#### Exercise task:
Copy out all the lines below, changing each "scroll-thumb" to "scroll-handle" and keeping everything else the same.

[START Extracted material]

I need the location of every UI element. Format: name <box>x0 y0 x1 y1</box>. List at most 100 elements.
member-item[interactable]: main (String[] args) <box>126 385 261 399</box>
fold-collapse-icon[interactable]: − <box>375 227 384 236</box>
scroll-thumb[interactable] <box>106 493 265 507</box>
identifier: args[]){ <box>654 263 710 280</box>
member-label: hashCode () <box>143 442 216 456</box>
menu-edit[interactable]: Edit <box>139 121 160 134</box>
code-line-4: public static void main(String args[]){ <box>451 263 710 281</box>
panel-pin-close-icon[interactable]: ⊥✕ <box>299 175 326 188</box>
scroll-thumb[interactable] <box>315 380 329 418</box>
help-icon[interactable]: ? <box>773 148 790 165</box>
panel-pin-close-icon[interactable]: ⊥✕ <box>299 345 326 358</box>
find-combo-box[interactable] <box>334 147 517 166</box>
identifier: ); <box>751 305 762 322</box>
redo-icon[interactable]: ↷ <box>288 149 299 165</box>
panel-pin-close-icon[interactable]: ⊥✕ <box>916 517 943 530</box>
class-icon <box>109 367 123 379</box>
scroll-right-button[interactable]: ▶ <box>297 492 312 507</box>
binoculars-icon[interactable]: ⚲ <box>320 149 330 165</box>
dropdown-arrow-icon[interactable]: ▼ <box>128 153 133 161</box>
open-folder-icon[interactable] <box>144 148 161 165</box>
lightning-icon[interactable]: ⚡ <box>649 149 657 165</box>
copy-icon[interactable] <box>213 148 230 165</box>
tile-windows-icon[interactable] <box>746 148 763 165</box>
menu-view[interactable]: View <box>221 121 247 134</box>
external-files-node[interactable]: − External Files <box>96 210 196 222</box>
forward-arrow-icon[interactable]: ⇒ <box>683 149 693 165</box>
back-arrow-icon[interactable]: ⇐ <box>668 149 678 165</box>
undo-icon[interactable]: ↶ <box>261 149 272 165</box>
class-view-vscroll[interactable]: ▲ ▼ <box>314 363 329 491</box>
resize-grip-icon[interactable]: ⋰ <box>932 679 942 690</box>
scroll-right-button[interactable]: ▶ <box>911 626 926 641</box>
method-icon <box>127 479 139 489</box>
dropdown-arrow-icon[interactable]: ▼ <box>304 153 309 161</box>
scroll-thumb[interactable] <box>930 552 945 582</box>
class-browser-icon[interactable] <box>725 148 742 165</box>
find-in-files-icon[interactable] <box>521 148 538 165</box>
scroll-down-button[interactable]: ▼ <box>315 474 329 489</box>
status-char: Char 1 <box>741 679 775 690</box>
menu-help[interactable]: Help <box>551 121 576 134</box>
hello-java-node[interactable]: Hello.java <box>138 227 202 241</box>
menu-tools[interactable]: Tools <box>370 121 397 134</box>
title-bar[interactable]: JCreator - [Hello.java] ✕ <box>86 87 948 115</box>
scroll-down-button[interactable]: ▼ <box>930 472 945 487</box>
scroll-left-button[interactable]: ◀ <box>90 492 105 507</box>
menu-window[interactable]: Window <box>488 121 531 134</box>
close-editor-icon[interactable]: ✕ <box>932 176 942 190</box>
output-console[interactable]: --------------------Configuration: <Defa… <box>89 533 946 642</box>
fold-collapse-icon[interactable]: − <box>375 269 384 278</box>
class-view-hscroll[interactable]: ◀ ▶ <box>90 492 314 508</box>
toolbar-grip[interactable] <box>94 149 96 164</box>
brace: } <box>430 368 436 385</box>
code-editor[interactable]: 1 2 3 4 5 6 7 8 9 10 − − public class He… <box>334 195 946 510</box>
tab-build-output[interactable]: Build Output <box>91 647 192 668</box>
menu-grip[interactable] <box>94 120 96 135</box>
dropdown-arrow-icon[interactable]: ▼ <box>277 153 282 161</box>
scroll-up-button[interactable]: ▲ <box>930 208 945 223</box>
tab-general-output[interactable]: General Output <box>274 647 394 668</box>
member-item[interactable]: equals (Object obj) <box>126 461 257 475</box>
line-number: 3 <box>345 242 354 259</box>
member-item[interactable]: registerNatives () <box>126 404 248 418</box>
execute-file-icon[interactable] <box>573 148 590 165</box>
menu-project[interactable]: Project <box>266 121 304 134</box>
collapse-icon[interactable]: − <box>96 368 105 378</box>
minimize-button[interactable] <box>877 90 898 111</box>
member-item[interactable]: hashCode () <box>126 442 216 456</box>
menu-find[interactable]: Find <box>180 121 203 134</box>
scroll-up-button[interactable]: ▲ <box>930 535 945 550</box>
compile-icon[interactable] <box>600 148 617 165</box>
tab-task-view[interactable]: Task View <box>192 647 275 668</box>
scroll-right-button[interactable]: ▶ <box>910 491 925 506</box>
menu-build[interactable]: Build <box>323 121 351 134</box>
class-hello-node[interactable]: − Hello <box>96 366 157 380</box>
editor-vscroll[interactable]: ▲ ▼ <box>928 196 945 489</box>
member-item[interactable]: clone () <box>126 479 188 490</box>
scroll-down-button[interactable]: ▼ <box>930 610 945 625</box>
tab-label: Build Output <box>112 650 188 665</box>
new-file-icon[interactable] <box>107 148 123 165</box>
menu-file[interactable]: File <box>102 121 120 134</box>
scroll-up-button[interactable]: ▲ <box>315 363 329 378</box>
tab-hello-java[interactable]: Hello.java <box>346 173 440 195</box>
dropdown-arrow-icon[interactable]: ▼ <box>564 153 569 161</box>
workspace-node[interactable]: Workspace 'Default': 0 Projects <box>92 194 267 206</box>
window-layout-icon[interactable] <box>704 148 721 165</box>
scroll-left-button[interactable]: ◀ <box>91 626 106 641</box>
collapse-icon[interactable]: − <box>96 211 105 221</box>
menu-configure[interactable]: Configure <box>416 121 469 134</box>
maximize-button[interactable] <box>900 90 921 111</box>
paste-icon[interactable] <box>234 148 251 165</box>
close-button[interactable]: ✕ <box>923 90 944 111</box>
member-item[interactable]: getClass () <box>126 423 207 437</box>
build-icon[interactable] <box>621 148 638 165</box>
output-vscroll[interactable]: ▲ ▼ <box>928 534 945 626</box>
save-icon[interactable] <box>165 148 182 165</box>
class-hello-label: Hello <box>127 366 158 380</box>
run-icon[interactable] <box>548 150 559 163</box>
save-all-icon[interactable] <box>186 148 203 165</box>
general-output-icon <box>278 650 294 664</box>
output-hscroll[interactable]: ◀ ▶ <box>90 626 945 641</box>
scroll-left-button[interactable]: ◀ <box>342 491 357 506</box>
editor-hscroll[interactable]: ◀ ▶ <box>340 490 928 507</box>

[END Extracted material]

#### Response to the exercise:
I need the location of every UI element. Format: name <box>x0 y0 x1 y1</box>. List at most 100 elements.
member-item[interactable]: main (String[] args) <box>126 385 261 399</box>
fold-collapse-icon[interactable]: − <box>375 227 384 236</box>
scroll-handle[interactable] <box>106 493 265 507</box>
identifier: args[]){ <box>654 263 710 280</box>
member-label: hashCode () <box>143 442 216 456</box>
menu-edit[interactable]: Edit <box>139 121 160 134</box>
code-line-4: public static void main(String args[]){ <box>451 263 710 281</box>
panel-pin-close-icon[interactable]: ⊥✕ <box>299 175 326 188</box>
scroll-handle[interactable] <box>315 380 329 418</box>
help-icon[interactable]: ? <box>773 148 790 165</box>
panel-pin-close-icon[interactable]: ⊥✕ <box>299 345 326 358</box>
find-combo-box[interactable] <box>334 147 517 166</box>
identifier: ); <box>751 305 762 322</box>
redo-icon[interactable]: ↷ <box>288 149 299 165</box>
panel-pin-close-icon[interactable]: ⊥✕ <box>916 517 943 530</box>
class-icon <box>109 367 123 379</box>
scroll-right-button[interactable]: ▶ <box>297 492 312 507</box>
binoculars-icon[interactable]: ⚲ <box>320 149 330 165</box>
dropdown-arrow-icon[interactable]: ▼ <box>128 153 133 161</box>
open-folder-icon[interactable] <box>144 148 161 165</box>
lightning-icon[interactable]: ⚡ <box>649 149 657 165</box>
copy-icon[interactable] <box>213 148 230 165</box>
tile-windows-icon[interactable] <box>746 148 763 165</box>
menu-view[interactable]: View <box>221 121 247 134</box>
external-files-node[interactable]: − External Files <box>96 210 196 222</box>
forward-arrow-icon[interactable]: ⇒ <box>683 149 693 165</box>
back-arrow-icon[interactable]: ⇐ <box>668 149 678 165</box>
undo-icon[interactable]: ↶ <box>261 149 272 165</box>
class-view-vscroll[interactable]: ▲ ▼ <box>314 363 329 491</box>
resize-grip-icon[interactable]: ⋰ <box>932 679 942 690</box>
scroll-right-button[interactable]: ▶ <box>911 626 926 641</box>
method-icon <box>127 479 139 489</box>
dropdown-arrow-icon[interactable]: ▼ <box>304 153 309 161</box>
scroll-handle[interactable] <box>930 552 945 582</box>
class-browser-icon[interactable] <box>725 148 742 165</box>
find-in-files-icon[interactable] <box>521 148 538 165</box>
scroll-down-button[interactable]: ▼ <box>315 474 329 489</box>
status-char: Char 1 <box>741 679 775 690</box>
menu-help[interactable]: Help <box>551 121 576 134</box>
hello-java-node[interactable]: Hello.java <box>138 227 202 241</box>
menu-tools[interactable]: Tools <box>370 121 397 134</box>
title-bar[interactable]: JCreator - [Hello.java] ✕ <box>86 87 948 115</box>
scroll-down-button[interactable]: ▼ <box>930 472 945 487</box>
scroll-left-button[interactable]: ◀ <box>90 492 105 507</box>
menu-window[interactable]: Window <box>488 121 531 134</box>
close-editor-icon[interactable]: ✕ <box>932 176 942 190</box>
output-console[interactable]: --------------------Configuration: <Defa… <box>89 533 946 642</box>
fold-collapse-icon[interactable]: − <box>375 269 384 278</box>
class-view-hscroll[interactable]: ◀ ▶ <box>90 492 314 508</box>
toolbar-grip[interactable] <box>94 149 96 164</box>
brace: } <box>430 368 436 385</box>
code-editor[interactable]: 1 2 3 4 5 6 7 8 9 10 − − public class He… <box>334 195 946 510</box>
tab-build-output[interactable]: Build Output <box>91 647 192 668</box>
menu-grip[interactable] <box>94 120 96 135</box>
dropdown-arrow-icon[interactable]: ▼ <box>277 153 282 161</box>
scroll-up-button[interactable]: ▲ <box>930 208 945 223</box>
tab-general-output[interactable]: General Output <box>274 647 394 668</box>
member-item[interactable]: equals (Object obj) <box>126 461 257 475</box>
line-number: 3 <box>345 242 354 259</box>
member-item[interactable]: registerNatives () <box>126 404 248 418</box>
execute-file-icon[interactable] <box>573 148 590 165</box>
menu-project[interactable]: Project <box>266 121 304 134</box>
collapse-icon[interactable]: − <box>96 368 105 378</box>
minimize-button[interactable] <box>877 90 898 111</box>
member-item[interactable]: hashCode () <box>126 442 216 456</box>
menu-find[interactable]: Find <box>180 121 203 134</box>
scroll-up-button[interactable]: ▲ <box>930 535 945 550</box>
compile-icon[interactable] <box>600 148 617 165</box>
tab-task-view[interactable]: Task View <box>192 647 275 668</box>
scroll-right-button[interactable]: ▶ <box>910 491 925 506</box>
menu-build[interactable]: Build <box>323 121 351 134</box>
class-hello-node[interactable]: − Hello <box>96 366 157 380</box>
editor-vscroll[interactable]: ▲ ▼ <box>928 196 945 489</box>
member-item[interactable]: clone () <box>126 479 188 490</box>
scroll-down-button[interactable]: ▼ <box>930 610 945 625</box>
tab-label: Build Output <box>112 650 188 665</box>
new-file-icon[interactable] <box>107 148 123 165</box>
menu-file[interactable]: File <box>102 121 120 134</box>
scroll-up-button[interactable]: ▲ <box>315 363 329 378</box>
tab-hello-java[interactable]: Hello.java <box>346 173 440 195</box>
dropdown-arrow-icon[interactable]: ▼ <box>564 153 569 161</box>
workspace-node[interactable]: Workspace 'Default': 0 Projects <box>92 194 267 206</box>
window-layout-icon[interactable] <box>704 148 721 165</box>
scroll-left-button[interactable]: ◀ <box>91 626 106 641</box>
collapse-icon[interactable]: − <box>96 211 105 221</box>
menu-configure[interactable]: Configure <box>416 121 469 134</box>
maximize-button[interactable] <box>900 90 921 111</box>
paste-icon[interactable] <box>234 148 251 165</box>
close-button[interactable]: ✕ <box>923 90 944 111</box>
member-item[interactable]: getClass () <box>126 423 207 437</box>
build-icon[interactable] <box>621 148 638 165</box>
output-vscroll[interactable]: ▲ ▼ <box>928 534 945 626</box>
save-icon[interactable] <box>165 148 182 165</box>
class-hello-label: Hello <box>127 366 158 380</box>
run-icon[interactable] <box>548 150 559 163</box>
save-all-icon[interactable] <box>186 148 203 165</box>
general-output-icon <box>278 650 294 664</box>
output-hscroll[interactable]: ◀ ▶ <box>90 626 945 641</box>
scroll-left-button[interactable]: ◀ <box>342 491 357 506</box>
editor-hscroll[interactable]: ◀ ▶ <box>340 490 928 507</box>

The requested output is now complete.